# START OF Excerpt to read

THE REPUBLIC By Plato



Classical Natural Law
Plato states that law seeks to be the discovery of reality.

- He arrived in this position based on the following argument:

SOCRATES: What is law?
Companion: What kind of laws do you mean?
SOCRATES: If there is any difference between law and law in the very point of being law, or if
gold differs from gold in being gold.
- To this the objection is made that speech is not the thing that is
spoken, nor is vision merely the visible things nor hearing the audible
things.
- Law must therefore be distinct from that which is accepted legal.
S: How would the law whereby they are thus accepted be defined?
- Socrates is here raising what we are accustomed to think of in modern
terms as the problem of authority
C: In this sense, Law is the decrees and pronouncements of the community, or, to state in
generally, law is the opinion of the state.
- Plato expresses it elsewhere, when a judgement of society takes the
form of a public decision, it has the name law.

Socrates observes that perhaps this is right, BUT he does not believe that the conversation has
reached the essence of the matter.

Law is a good thing, and public opinion is true opinion, and true opinion is the discovery of
reality.

Socrates, therefore, concludes that Law seeks to be the discovery of reality, or more precisely, it
is the true reality with respect to the administration of a state.

# END OF Excerpt to read

■ **Given request 1**
According to the excerpt on classical natural law, what does Plato say law seeks to be?

# START OF Records for this task

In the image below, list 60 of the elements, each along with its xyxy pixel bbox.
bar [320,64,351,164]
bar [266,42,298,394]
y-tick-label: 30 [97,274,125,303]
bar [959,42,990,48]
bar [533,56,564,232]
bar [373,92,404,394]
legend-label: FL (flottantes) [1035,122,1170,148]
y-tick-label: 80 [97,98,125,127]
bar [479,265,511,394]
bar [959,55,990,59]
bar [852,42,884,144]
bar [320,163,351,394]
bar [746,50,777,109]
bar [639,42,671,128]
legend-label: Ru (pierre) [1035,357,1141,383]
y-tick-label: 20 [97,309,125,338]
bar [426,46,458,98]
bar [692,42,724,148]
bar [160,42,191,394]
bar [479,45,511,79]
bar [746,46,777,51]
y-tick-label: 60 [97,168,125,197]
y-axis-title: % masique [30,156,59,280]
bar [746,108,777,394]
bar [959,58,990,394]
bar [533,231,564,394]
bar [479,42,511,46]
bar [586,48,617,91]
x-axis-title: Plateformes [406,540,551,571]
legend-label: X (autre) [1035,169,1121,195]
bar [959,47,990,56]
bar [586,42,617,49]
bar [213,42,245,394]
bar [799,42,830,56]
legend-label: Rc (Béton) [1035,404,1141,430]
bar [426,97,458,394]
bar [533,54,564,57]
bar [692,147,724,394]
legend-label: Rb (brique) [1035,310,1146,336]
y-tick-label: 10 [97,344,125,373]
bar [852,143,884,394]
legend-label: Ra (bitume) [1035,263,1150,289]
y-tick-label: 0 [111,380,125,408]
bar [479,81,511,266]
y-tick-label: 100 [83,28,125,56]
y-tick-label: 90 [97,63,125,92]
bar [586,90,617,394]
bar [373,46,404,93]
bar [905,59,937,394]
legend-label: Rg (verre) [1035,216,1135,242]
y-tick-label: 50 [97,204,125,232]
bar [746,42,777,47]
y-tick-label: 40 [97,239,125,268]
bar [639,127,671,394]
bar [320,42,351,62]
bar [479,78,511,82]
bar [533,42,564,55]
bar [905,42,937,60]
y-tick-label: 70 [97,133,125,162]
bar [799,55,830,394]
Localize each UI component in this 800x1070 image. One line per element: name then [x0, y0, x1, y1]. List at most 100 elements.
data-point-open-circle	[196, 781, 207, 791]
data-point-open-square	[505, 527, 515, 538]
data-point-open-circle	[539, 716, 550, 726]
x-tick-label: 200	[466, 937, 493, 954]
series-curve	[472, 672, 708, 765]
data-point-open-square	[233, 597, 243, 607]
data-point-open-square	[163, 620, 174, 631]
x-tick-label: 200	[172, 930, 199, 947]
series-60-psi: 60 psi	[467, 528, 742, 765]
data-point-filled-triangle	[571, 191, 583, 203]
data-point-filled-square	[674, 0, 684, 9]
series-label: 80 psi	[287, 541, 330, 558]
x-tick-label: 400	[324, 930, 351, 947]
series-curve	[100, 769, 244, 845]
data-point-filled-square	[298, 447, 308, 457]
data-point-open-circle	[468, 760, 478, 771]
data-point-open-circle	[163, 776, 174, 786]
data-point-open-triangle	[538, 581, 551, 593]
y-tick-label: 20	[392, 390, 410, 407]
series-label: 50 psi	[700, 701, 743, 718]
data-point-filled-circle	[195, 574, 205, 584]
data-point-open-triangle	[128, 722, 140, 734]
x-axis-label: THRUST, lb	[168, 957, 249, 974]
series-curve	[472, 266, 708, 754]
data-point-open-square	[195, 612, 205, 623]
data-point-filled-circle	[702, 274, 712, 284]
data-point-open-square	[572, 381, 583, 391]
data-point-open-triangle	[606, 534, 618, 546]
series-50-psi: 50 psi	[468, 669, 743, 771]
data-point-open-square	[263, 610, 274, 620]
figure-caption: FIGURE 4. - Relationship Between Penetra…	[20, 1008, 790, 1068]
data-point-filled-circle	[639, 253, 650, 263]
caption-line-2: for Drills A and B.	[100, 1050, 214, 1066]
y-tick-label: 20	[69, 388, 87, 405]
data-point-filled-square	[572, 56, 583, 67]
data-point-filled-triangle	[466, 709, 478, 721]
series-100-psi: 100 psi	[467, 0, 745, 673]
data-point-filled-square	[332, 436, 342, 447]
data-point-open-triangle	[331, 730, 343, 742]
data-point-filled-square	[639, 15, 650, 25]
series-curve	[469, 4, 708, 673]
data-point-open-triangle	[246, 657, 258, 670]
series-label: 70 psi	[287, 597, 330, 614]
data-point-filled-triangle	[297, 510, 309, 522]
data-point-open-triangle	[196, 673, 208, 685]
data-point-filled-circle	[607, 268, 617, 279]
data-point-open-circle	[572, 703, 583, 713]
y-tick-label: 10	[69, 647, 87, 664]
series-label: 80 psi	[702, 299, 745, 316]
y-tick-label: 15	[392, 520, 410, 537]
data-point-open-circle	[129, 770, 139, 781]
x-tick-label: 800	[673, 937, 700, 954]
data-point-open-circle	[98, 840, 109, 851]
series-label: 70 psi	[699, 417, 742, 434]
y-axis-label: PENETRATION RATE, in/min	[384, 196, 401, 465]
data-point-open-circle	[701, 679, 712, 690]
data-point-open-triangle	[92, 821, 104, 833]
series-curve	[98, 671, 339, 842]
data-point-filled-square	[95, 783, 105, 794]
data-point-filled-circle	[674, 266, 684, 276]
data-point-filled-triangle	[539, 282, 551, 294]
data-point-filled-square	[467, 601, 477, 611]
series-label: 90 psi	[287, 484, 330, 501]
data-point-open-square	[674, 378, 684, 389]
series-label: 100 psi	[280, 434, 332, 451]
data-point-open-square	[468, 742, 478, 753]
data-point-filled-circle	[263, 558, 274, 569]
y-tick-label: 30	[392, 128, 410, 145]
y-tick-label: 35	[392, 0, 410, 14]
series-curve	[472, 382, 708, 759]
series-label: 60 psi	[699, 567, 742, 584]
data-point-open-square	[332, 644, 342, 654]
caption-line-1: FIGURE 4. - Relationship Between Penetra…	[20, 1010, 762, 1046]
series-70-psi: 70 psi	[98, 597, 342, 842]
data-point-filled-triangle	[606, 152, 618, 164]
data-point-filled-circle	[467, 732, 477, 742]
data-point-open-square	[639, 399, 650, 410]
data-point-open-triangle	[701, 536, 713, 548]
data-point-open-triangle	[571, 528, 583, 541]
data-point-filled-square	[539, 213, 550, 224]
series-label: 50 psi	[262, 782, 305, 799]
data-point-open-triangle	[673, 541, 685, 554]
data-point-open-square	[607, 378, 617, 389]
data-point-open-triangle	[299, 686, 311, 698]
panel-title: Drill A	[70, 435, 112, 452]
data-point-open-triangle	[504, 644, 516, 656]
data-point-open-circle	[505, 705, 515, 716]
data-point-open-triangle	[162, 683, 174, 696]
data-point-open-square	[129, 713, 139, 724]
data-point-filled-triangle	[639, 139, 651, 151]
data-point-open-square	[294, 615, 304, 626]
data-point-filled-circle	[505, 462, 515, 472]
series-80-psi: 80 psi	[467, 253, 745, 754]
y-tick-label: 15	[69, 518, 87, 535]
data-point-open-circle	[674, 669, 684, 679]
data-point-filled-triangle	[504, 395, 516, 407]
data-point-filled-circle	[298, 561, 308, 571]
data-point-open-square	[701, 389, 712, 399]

# END OF Records for this task

■ **Given request 2**
Copy the rows from the first one up to and including the line containing "x-axis-title: Plateformes [406,540,551,571]".

■ **Complete answer 1**
The discovery of reality.

■ **Complete answer 2**
In the image below, list 60 of the elements, each along with its xyxy pixel bbox.
bar [320,64,351,164]
bar [266,42,298,394]
y-tick-label: 30 [97,274,125,303]
bar [959,42,990,48]
bar [533,56,564,232]
bar [373,92,404,394]
legend-label: FL (flottantes) [1035,122,1170,148]
y-tick-label: 80 [97,98,125,127]
bar [479,265,511,394]
bar [959,55,990,59]
bar [852,42,884,144]
bar [320,163,351,394]
bar [746,50,777,109]
bar [639,42,671,128]
legend-label: Ru (pierre) [1035,357,1141,383]
y-tick-label: 20 [97,309,125,338]
bar [426,46,458,98]
bar [692,42,724,148]
bar [160,42,191,394]
bar [479,45,511,79]
bar [746,46,777,51]
y-tick-label: 60 [97,168,125,197]
y-axis-title: % masique [30,156,59,280]
bar [746,108,777,394]
bar [959,58,990,394]
bar [533,231,564,394]
bar [479,42,511,46]
bar [586,48,617,91]
x-axis-title: Plateformes [406,540,551,571]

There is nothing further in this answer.